EXERCISE REQUIREMENTS:
1. Why does the writer of the Thanksgiving 2016 post plan to make the yams the day after Thanksgiving? Answer in one to three sentences.
2. Summarize the Thanksgiving 2016 post in two sentences.
3. Proceed with the Thanksgiving 2016 post from where it stops.

** Opening PROVIDED PASSAGE block **

Thursday, November 24, 2016

I’m doing yams tomorrow for our Annual Festival of Leftovers.

It’s Thursday, November 24 — Thanksgiving 2016 — but it’s a little too early to start thinking about what time to throw our bird in the oven as it’s only 4:30 a.m. and I’ve got Hormel Compleats meatloaf and mashed potatoes in the microwave on my desk. I’m starving. I briefly considered a couple of pretzel rods but desperately wanted something with gravy. A nice portrait of the aforementioned meatloaf appears below.


Many happy returns of the day, people, and I hope you’re having a goddamn wonderful holiday with all your favorite side dishes! Sam and I haven’t exactly decided what time we want to eat  today (it depends on our afternoon nap schedule) but I’m guessing we’ll start cooking at 4 p.m. and eat around 6. Our menu this year includes a frozen Jennie-O turkey breast, stuffing with lots of ’shrooms, a spinach soufflé for yours truly, whole berry cranberry sauce for Sam and voluminous gravy. I briefly considered making sugar-free canned yams today, too, but I think that’s way too much food. I’ll do the yams tomorrow instead for our Annual Festival of Leftovers. 


Let’s give thanks for the exciting selection of free fonts I found for you today! “Ganges Slab” is especially thrilling because you get nine basic weights with an oblique style and italics for each of them. That’s 27 fonts!  (FYI, the “Ganges Slab” family is currently selling on MyFonts.com for $190.) Another juicy favorite today is “Bauru,” which has an elegant art deco vibe and teeny little serifs. I’m not usually a fan of art deco fonts but I’ll definitely make an exception for this one.

** Closing PROVIDED PASSAGE block **
** Opening SUPPLIED DATA block **

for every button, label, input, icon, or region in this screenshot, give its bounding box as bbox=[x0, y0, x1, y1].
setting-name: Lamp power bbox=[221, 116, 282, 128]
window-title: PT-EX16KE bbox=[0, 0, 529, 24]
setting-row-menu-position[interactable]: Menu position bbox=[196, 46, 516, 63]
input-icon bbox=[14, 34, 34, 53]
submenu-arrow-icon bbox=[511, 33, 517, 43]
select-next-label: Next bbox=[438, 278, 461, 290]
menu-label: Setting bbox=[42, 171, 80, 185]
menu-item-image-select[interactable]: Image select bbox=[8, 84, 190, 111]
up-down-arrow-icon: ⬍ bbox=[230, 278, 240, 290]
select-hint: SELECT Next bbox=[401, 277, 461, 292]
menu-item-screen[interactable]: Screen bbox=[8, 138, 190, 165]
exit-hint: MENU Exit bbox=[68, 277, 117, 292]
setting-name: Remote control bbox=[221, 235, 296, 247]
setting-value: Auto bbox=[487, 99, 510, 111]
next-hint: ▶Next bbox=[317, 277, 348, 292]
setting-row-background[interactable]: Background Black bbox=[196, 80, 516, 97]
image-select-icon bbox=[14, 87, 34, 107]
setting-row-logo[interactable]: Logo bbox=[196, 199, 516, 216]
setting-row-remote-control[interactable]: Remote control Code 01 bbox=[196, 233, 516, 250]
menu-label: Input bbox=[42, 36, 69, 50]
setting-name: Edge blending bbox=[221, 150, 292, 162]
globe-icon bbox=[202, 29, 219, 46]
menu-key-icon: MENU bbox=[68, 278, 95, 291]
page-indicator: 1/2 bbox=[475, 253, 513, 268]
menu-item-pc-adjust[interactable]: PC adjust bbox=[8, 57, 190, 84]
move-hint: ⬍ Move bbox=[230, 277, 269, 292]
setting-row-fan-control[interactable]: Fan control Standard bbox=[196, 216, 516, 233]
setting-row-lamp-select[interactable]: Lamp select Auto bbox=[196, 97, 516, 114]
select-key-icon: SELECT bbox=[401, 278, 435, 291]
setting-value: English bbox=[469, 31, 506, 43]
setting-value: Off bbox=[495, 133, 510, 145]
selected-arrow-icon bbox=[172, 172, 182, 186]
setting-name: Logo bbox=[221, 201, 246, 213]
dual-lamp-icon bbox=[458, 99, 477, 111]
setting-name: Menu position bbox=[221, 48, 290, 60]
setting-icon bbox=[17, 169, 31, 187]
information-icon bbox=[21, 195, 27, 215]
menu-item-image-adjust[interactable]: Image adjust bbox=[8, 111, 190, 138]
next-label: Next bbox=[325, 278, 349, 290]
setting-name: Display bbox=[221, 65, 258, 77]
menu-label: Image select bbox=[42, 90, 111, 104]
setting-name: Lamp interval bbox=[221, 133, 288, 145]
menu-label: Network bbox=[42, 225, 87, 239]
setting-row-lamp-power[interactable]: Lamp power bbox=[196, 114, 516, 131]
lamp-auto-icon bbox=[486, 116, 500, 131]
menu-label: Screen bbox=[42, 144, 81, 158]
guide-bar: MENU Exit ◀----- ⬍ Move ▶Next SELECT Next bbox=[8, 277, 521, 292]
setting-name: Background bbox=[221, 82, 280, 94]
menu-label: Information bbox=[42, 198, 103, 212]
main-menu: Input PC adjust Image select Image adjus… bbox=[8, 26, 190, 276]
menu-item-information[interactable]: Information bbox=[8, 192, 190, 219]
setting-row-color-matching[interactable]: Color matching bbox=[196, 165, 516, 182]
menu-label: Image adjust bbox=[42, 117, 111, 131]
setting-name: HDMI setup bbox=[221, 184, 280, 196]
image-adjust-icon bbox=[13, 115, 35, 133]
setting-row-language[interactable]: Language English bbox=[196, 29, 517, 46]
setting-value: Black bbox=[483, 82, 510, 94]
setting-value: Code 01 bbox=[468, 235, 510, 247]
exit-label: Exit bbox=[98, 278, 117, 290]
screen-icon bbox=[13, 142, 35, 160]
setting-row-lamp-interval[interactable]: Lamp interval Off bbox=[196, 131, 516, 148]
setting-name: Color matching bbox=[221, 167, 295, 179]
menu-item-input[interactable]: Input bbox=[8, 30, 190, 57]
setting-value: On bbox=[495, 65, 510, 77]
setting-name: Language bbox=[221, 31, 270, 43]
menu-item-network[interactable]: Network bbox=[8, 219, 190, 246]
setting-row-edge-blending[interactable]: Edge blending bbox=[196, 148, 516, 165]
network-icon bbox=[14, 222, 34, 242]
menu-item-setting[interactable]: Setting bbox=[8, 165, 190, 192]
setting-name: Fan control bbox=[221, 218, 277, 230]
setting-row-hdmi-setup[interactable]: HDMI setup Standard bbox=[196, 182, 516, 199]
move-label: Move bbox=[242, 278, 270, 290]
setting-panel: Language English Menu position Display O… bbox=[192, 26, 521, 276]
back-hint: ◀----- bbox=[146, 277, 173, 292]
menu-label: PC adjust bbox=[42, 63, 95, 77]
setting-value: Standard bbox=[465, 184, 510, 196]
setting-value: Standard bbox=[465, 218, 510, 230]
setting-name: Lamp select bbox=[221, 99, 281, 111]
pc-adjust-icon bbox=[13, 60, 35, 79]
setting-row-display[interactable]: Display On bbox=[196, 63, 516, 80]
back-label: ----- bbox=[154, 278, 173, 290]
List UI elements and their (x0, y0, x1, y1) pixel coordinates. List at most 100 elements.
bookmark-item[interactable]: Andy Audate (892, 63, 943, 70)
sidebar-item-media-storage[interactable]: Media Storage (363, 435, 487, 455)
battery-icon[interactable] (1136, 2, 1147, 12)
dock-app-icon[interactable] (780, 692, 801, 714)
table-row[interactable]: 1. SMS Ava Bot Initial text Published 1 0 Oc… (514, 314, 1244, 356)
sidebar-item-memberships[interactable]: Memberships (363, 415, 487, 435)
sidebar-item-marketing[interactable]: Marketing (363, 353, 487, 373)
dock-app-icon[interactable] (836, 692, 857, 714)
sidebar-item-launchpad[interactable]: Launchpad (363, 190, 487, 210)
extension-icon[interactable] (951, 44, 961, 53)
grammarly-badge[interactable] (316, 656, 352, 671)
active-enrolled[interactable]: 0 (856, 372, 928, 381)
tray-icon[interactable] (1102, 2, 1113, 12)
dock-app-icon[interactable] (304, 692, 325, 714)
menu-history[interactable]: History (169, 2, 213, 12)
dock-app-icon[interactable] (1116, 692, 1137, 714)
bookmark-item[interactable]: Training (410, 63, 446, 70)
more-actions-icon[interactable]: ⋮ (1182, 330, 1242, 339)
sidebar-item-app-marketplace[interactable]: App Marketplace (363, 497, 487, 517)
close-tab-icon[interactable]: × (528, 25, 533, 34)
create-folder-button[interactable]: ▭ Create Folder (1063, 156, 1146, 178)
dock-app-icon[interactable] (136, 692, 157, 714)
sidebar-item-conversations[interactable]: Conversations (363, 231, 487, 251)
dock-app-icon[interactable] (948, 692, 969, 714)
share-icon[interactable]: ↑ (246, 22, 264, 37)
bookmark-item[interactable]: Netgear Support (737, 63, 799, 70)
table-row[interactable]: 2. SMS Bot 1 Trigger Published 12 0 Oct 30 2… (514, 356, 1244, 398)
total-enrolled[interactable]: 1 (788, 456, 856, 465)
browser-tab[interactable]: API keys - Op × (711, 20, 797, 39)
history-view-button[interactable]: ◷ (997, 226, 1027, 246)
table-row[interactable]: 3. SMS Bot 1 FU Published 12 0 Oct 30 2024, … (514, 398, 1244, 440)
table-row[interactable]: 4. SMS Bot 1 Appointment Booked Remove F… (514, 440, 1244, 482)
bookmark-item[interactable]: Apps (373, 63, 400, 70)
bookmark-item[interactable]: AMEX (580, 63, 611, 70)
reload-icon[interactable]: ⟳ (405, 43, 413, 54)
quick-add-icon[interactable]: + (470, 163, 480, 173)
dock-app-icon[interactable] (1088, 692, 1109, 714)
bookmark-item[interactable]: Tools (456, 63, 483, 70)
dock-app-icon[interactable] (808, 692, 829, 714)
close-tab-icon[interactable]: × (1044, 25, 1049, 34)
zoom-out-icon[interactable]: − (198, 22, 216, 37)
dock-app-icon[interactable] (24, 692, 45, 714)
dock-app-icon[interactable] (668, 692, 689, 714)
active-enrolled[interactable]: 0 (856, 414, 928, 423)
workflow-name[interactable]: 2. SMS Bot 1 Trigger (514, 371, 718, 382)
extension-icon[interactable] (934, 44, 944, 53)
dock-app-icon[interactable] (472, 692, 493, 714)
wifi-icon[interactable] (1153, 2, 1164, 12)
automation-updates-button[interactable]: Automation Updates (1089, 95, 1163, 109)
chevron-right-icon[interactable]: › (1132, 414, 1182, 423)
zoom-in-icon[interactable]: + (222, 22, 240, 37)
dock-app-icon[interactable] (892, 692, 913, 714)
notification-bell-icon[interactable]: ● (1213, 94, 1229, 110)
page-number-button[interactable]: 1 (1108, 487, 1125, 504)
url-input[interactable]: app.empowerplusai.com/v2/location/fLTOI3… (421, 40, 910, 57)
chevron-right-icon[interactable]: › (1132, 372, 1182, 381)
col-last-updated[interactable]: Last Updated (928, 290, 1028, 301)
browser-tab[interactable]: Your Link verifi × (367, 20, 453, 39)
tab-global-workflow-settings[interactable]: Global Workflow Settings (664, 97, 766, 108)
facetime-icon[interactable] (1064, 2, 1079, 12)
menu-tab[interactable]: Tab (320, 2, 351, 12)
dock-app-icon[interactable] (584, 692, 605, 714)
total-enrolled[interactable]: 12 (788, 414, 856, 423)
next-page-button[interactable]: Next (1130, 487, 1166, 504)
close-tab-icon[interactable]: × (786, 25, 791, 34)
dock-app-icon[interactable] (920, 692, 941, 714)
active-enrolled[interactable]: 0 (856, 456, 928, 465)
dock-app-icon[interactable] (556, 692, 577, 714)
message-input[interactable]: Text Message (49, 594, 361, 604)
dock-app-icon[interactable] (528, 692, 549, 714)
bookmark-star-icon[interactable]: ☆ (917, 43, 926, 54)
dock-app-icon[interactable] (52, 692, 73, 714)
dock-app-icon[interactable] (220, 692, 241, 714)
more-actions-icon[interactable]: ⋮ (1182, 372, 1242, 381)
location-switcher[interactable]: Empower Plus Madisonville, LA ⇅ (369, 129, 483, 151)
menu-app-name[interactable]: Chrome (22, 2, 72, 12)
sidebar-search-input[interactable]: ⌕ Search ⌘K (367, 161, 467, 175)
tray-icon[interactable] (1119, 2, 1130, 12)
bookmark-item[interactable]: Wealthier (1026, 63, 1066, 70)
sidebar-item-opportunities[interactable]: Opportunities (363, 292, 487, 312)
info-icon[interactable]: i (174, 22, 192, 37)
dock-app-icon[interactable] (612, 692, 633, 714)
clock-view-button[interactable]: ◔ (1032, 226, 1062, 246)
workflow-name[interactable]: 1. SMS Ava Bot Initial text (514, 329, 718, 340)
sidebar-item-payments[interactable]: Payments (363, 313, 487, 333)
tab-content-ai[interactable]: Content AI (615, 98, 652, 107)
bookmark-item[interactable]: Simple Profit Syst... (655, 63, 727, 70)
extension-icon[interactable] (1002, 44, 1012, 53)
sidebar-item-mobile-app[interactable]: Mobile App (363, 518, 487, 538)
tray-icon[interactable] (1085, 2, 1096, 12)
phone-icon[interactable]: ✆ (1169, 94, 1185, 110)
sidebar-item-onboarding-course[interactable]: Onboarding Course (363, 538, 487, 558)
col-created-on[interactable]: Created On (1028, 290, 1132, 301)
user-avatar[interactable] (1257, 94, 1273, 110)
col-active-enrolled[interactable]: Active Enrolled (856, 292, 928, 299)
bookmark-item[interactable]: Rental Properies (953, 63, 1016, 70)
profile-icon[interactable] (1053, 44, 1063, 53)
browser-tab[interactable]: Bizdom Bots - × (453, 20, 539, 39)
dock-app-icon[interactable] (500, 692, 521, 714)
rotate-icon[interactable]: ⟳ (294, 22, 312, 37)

** Closing SUPPLIED DATA block **

RESULTS OF THE TASKS:
1. The writer briefly considered making sugar-free canned yams on Thanksgiving but decided that would be way too much food. The yams will be made the next day for the Annual Festival of Leftovers instead.

2. At 4:30 a.m. on Thanksgiving 2016, the writer is eating microwaved meatloaf and mashed potatoes and expects to start cooking with Sam around 4 p.m. and eat around 6. The menu is a turkey breast, mushroom stuffing, spinach soufflé, cranberry sauce and gravy, with yams saved for the next day, and the post also highlights free fonts, especially the 27-font "Ganges Slab" family and the art deco "Bauru."

3.
Download links appear below the graphic in case you want any of these for your own collection. And here’s a HOT TIP: You should consider giving free fonts as hostess gifts during the holidays. Just tie them to a bottle of wine with a fancy-ass ribbon. (You’re welcome.)



Megalomaniacal rapper Kanye West — the fashion icon wannabe, potential 2020 presidential candidate and the third (and current) husband of Kim Kardashian — had a shrieking meltdown a few days ago during a concert in Sacramento that eventually landed him in the psych ward at UCLA Medical Center in Los Angeles ... handcuffed to a stretcher. Because being Kanye West is some scary, fucked-up shit. And I’m pretty sure he’s bi-polar.
The Kardashians are miserable that Kanye won’t be home to share their bird on Thanksgiving but promised they’d all get together as soon as he’s released to count their money, show off their new ass implants and buy bigger houses. Please remember them in your prayers today, okay?

I’m kidding, guys.



At this point I should publish my Howdygram post and take a nice afternoon nap so I can help Sam with Thanksgiving dinner prep, which is scheduled to get underway around 4 p.m. I even typed up a schedule in case we get confused.

Thank you for reading this. HAPPY THANKSGIVING.